◆ Instructions for the task ◆
Without the pictures, return each record as it appears.

◆ Material ◆
+--

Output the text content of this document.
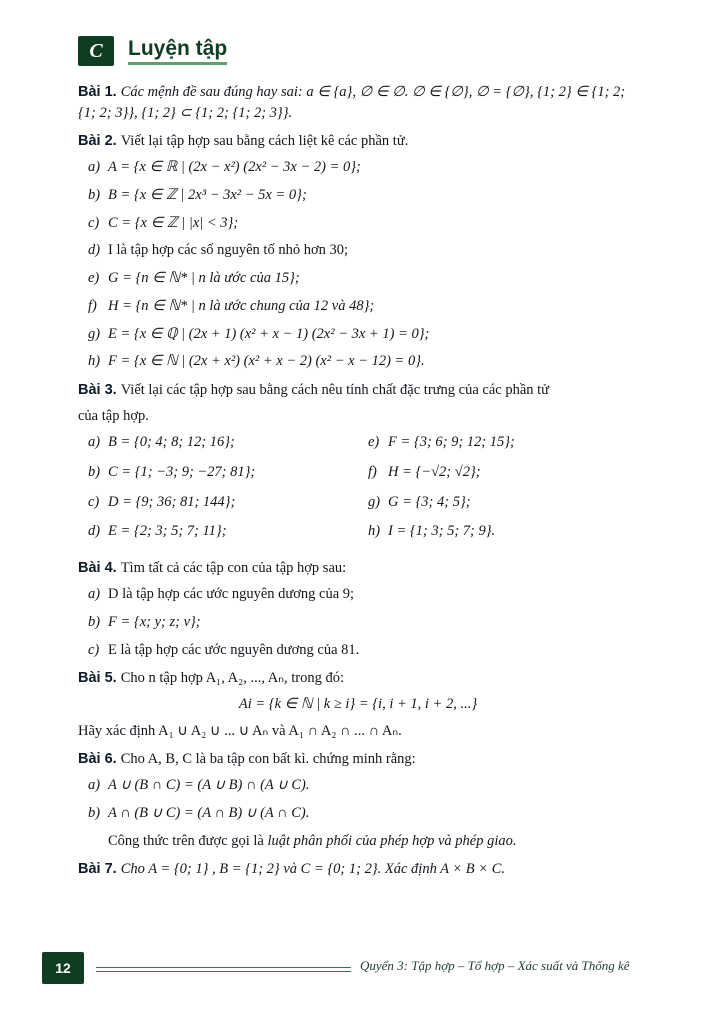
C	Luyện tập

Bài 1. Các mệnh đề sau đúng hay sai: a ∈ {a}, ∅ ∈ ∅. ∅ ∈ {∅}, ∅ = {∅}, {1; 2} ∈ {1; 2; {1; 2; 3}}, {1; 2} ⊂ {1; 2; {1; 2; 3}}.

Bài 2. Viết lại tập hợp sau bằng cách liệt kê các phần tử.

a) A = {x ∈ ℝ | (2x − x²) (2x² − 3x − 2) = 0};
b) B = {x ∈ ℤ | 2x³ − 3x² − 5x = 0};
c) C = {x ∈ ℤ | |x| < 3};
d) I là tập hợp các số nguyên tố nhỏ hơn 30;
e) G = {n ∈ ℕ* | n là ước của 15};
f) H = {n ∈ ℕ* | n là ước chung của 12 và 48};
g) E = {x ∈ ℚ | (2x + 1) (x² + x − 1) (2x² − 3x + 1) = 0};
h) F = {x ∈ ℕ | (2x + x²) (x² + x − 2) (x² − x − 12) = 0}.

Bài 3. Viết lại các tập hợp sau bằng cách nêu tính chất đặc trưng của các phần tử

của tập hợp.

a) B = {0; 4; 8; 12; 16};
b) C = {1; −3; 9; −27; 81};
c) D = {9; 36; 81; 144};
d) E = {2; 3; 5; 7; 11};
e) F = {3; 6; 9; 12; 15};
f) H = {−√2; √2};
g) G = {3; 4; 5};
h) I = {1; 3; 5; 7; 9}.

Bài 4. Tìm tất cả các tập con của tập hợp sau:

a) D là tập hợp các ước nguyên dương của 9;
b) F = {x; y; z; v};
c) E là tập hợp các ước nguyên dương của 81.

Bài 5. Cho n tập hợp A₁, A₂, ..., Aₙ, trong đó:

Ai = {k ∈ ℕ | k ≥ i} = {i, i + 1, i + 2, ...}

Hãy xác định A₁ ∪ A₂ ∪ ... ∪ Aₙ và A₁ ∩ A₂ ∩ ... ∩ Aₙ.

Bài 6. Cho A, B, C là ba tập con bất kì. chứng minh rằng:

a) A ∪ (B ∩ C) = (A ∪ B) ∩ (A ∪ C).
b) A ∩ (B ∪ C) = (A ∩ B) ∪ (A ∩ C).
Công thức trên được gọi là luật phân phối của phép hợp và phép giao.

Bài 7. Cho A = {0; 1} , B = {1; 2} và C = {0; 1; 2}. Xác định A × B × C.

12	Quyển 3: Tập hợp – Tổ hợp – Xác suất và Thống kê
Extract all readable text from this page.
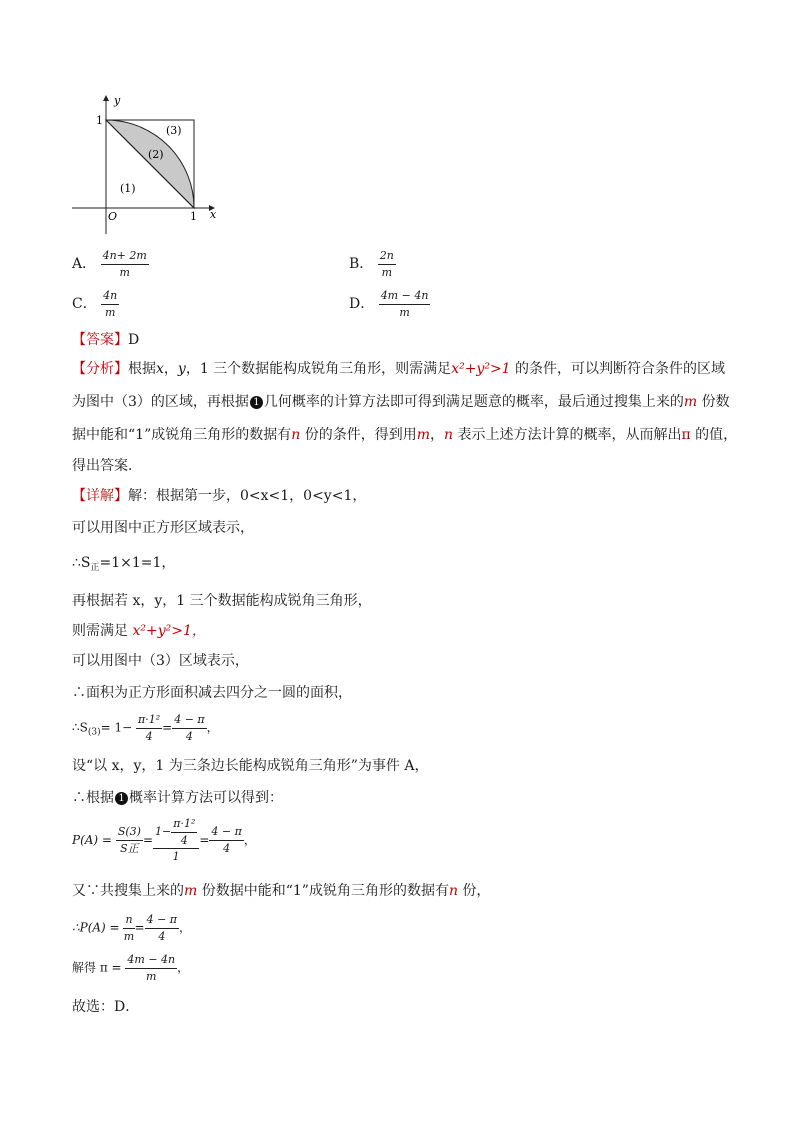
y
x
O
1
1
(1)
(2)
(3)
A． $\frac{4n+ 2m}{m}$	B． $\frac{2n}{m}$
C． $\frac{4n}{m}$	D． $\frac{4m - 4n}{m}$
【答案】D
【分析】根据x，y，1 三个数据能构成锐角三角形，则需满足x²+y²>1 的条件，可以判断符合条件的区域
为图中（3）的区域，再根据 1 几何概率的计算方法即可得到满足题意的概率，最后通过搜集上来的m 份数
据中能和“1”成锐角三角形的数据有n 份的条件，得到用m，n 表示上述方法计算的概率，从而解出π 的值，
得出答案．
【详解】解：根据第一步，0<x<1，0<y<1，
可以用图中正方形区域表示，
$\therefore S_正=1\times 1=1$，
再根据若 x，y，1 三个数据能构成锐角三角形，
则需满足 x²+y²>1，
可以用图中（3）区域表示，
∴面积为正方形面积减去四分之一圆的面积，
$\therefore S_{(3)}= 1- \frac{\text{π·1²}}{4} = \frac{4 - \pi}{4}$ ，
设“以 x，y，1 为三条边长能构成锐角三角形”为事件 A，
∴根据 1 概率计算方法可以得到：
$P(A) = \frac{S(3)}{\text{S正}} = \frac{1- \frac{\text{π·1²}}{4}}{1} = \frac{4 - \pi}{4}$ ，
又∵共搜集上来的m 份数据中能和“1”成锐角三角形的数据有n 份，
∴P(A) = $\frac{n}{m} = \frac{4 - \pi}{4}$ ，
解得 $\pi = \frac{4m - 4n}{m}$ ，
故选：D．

+--

◆ Correct answer ◆
Output the text content of this document.
C	Luyện tập

Bài 1. Các mệnh đề sau đúng hay sai: a ∈ {a}, ∅ ∈ ∅. ∅ ∈ {∅}, ∅ = {∅}, {1; 2} ∈ {1; 2; {1; 2; 3}}, {1; 2} ⊂ {1; 2; {1; 2; 3}}.

Bài 2. Viết lại tập hợp sau bằng cách liệt kê các phần tử.

a) A = {x ∈ ℝ | (2x − x²) (2x² − 3x − 2) = 0};
b) B = {x ∈ ℤ | 2x³ − 3x² − 5x = 0};
c) C = {x ∈ ℤ | |x| < 3};
d) I là tập hợp các số nguyên tố nhỏ hơn 30;
e) G = {n ∈ ℕ* | n là ước của 15};
f) H = {n ∈ ℕ* | n là ước chung của 12 và 48};
g) E = {x ∈ ℚ | (2x + 1) (x² + x − 1) (2x² − 3x + 1) = 0};
h) F = {x ∈ ℕ | (2x + x²) (x² + x − 2) (x² − x − 12) = 0}.

Bài 3. Viết lại các tập hợp sau bằng cách nêu tính chất đặc trưng của các phần tử

của tập hợp.

a) B = {0; 4; 8; 12; 16};
b) C = {1; −3; 9; −27; 81};
c) D = {9; 36; 81; 144};
d) E = {2; 3; 5; 7; 11};
e) F = {3; 6; 9; 12; 15};
f) H = {−√2; √2};
g) G = {3; 4; 5};
h) I = {1; 3; 5; 7; 9}.

Bài 4. Tìm tất cả các tập con của tập hợp sau:

a) D là tập hợp các ước nguyên dương của 9;
b) F = {x; y; z; v};
c) E là tập hợp các ước nguyên dương của 81.

Bài 5. Cho n tập hợp A₁, A₂, ..., Aₙ, trong đó:

Ai = {k ∈ ℕ | k ≥ i} = {i, i + 1, i + 2, ...}

Hãy xác định A₁ ∪ A₂ ∪ ... ∪ Aₙ và A₁ ∩ A₂ ∩ ... ∩ Aₙ.

Bài 6. Cho A, B, C là ba tập con bất kì. chứng minh rằng:

a) A ∪ (B ∩ C) = (A ∪ B) ∩ (A ∪ C).
b) A ∩ (B ∪ C) = (A ∩ B) ∪ (A ∩ C).
Công thức trên được gọi là luật phân phối của phép hợp và phép giao.

Bài 7. Cho A = {0; 1} , B = {1; 2} và C = {0; 1; 2}. Xác định A × B × C.

12	Quyển 3: Tập hợp – Tổ hợp – Xác suất và Thống kê
Extract all readable text from this page.
y
x
O
1
1
(1)
(2)
(3)
A． $\frac{4n+ 2m}{m}$	B． $\frac{2n}{m}$
C． $\frac{4n}{m}$	D． $\frac{4m - 4n}{m}$
【答案】D
【分析】根据x，y，1 三个数据能构成锐角三角形，则需满足x²+y²>1 的条件，可以判断符合条件的区域
为图中（3）的区域，再根据 1 几何概率的计算方法即可得到满足题意的概率，最后通过搜集上来的m 份数
据中能和“1”成锐角三角形的数据有n 份的条件，得到用m，n 表示上述方法计算的概率，从而解出π 的值，
得出答案．
【详解】解：根据第一步，0<x<1，0<y<1，
可以用图中正方形区域表示，
$\therefore S_正=1\times 1=1$，
再根据若 x，y，1 三个数据能构成锐角三角形，
则需满足 x²+y²>1，
可以用图中（3）区域表示，
∴面积为正方形面积减去四分之一圆的面积，
$\therefore S_{(3)}= 1- \frac{\text{π·1²}}{4} = \frac{4 - \pi}{4}$ ，
设“以 x，y，1 为三条边长能构成锐角三角形”为事件 A，
∴根据 1 概率计算方法可以得到：
$P(A) = \frac{S(3)}{\text{S正}} = \frac{1- \frac{\text{π·1²}}{4}}{1} = \frac{4 - \pi}{4}$ ，
又∵共搜集上来的m 份数据中能和“1”成锐角三角形的数据有n 份，
∴P(A) = $\frac{n}{m} = \frac{4 - \pi}{4}$ ，
解得 $\pi = \frac{4m - 4n}{m}$ ，
故选：D．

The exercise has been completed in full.